• Zur Aufgabe:
Liste alle Jahreszahlen aus dem Text über Johanna Schütz-Wolff in der Reihenfolge auf, in der sie dort stehen.

• Textauszug:

Sie war eine der bedeutendsten Künstlerinnen der Moderne und gilt mit ihren Gobelins als Begründerin des expressiven Bildteppichs: Johanna Schütz-Wolff (1896–1965). Zum ersten Mal seit Jahrzehnten wird diese herausragende Künstlerin in ihrer Geburtsstadt mit einer umfassenden Werkschau gewürdigt.
Nach ihrem Studium an der Burg Giebichenstein und in München baute sie ab 1920 die Textilklasse an der halleschen Kunstgewerbeschule auf, die sie bis zu ihrer Freiberuflichkeit 1925 leitete. In ihren großformatigen Webereien mit reduziert agierenden Figuren auf dunklem Grund entwickelte sie eine wirkmächtige Sprache. Einen weiteren Schwerpunkt ihres Schaffens bilden Arbeiten auf Papier, vor allem Holzschnitte und Monotypien. Daneben zeichnet es sich durch ein bisher kaum beachtetes Werk architektur- und baubezogener Kunst aus.
In ihrem umfangreichen Œuvre widmet sie sich immer wiederkehrenden Themen: der Nähe und Ferne im Zwischenmenschlichen aber auch der Beziehung zwischen Mensch und Kreatur. Johanna Schütz-Wolffs Werke vereinen in ihrem Abstraktionsgehalt Modernität und Zeitlosigkeit.
Die Ausstellung präsentiert eine emanzipierte und in höchstem Maße eigenständige, von den Nationalsozialisten diffamierte Künstlerin und Wegbereiterin der Moderne aus Halle (Saale) in ihren zahlreichen Facetten.

• Extrahierte Zeilen:
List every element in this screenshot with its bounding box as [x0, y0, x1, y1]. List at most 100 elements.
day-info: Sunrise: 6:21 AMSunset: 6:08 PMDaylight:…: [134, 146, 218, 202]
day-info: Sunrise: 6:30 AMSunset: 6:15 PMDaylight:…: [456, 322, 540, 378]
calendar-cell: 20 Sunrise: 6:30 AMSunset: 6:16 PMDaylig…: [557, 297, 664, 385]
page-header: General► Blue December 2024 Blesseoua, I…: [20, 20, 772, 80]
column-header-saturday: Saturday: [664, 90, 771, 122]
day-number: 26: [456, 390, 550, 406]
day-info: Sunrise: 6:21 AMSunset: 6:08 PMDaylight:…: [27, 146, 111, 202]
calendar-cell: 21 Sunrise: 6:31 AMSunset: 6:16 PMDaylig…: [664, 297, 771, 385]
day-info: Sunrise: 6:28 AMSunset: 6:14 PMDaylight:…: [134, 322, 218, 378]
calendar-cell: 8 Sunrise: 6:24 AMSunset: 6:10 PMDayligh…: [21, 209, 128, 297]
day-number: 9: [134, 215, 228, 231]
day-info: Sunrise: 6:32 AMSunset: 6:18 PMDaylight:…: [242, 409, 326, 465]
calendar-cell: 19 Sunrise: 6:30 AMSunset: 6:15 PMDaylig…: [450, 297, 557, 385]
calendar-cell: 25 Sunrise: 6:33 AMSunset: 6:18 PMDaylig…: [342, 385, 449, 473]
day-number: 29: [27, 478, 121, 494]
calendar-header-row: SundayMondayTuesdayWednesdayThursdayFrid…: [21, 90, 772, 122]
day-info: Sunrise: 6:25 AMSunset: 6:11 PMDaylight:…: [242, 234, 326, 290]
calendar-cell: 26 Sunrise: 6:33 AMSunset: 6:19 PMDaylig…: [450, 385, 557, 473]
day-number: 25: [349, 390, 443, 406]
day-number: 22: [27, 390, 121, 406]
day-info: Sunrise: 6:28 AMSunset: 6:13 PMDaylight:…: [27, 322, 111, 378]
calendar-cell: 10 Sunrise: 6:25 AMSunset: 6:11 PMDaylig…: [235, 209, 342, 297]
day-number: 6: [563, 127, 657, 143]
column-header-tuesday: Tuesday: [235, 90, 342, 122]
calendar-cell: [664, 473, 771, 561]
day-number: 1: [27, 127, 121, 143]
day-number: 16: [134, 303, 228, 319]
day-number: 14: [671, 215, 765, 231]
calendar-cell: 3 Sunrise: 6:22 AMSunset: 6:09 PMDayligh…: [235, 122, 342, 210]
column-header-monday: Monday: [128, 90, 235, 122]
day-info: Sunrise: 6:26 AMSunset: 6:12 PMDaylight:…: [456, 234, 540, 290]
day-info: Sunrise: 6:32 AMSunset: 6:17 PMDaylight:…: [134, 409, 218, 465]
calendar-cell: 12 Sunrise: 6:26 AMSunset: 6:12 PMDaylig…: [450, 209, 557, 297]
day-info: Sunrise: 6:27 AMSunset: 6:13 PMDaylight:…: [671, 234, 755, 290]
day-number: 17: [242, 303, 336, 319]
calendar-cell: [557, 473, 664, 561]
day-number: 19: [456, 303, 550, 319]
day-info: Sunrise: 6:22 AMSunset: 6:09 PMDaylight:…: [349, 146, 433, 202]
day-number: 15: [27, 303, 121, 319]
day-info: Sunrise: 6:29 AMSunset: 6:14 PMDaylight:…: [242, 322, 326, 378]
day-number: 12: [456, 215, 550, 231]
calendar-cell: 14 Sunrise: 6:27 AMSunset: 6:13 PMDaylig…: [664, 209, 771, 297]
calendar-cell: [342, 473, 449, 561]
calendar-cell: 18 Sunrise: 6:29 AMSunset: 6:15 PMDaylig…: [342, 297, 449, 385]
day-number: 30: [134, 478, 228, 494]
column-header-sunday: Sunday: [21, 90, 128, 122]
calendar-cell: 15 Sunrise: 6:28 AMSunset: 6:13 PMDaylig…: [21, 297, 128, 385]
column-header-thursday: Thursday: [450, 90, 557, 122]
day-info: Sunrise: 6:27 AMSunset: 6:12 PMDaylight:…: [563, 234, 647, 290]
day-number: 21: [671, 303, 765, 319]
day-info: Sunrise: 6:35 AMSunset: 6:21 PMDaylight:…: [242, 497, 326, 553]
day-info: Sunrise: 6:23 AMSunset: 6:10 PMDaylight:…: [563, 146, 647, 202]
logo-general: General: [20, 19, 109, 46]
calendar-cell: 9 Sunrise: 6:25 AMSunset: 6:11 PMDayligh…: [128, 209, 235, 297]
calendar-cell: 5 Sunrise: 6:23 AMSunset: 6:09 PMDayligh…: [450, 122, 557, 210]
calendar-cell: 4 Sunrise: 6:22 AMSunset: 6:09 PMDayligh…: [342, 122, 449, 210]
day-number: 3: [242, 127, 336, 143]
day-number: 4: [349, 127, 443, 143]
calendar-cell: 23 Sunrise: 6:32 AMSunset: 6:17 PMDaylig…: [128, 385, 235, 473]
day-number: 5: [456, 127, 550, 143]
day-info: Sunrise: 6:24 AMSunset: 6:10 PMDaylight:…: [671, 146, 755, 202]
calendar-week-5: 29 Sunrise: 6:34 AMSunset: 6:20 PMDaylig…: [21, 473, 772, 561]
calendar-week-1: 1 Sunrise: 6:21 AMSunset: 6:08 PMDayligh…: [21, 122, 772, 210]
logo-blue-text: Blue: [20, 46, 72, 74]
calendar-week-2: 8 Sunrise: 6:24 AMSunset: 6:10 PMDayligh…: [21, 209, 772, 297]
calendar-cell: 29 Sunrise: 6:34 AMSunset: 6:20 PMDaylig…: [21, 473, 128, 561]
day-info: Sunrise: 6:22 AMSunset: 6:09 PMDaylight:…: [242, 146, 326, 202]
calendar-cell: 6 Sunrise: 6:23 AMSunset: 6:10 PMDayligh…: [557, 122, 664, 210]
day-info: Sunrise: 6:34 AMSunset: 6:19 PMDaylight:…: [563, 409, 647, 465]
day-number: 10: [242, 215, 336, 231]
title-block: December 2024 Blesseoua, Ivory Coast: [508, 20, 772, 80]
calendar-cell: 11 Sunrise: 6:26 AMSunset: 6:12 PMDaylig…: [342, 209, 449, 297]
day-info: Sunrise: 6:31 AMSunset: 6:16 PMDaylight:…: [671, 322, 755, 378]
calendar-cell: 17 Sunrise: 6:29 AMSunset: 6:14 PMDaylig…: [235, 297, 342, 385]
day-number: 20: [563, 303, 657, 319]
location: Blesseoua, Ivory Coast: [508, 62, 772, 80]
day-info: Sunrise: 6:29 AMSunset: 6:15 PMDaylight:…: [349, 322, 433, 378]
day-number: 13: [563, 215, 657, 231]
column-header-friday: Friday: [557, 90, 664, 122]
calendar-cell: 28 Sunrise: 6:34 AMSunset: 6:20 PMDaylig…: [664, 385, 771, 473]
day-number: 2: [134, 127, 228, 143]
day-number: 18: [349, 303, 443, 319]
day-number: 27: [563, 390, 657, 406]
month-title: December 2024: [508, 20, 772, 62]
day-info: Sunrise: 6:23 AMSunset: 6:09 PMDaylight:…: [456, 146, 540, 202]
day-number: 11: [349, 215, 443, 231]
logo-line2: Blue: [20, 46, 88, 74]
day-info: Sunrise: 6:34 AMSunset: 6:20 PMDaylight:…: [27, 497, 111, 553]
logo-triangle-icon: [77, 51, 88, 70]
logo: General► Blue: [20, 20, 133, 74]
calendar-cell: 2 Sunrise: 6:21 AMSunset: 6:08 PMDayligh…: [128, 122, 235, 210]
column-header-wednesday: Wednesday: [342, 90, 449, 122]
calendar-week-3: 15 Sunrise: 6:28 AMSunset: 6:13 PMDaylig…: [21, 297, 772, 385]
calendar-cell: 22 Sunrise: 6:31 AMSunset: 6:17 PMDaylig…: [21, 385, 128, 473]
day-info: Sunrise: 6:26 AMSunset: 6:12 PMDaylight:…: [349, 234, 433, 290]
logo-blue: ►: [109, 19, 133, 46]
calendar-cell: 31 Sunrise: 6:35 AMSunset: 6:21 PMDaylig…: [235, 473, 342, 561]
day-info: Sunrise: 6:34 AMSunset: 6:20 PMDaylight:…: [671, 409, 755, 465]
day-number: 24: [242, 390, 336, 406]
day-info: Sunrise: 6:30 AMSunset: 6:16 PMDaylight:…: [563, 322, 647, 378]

• Lösung:
1896, 1965, 1920, 1925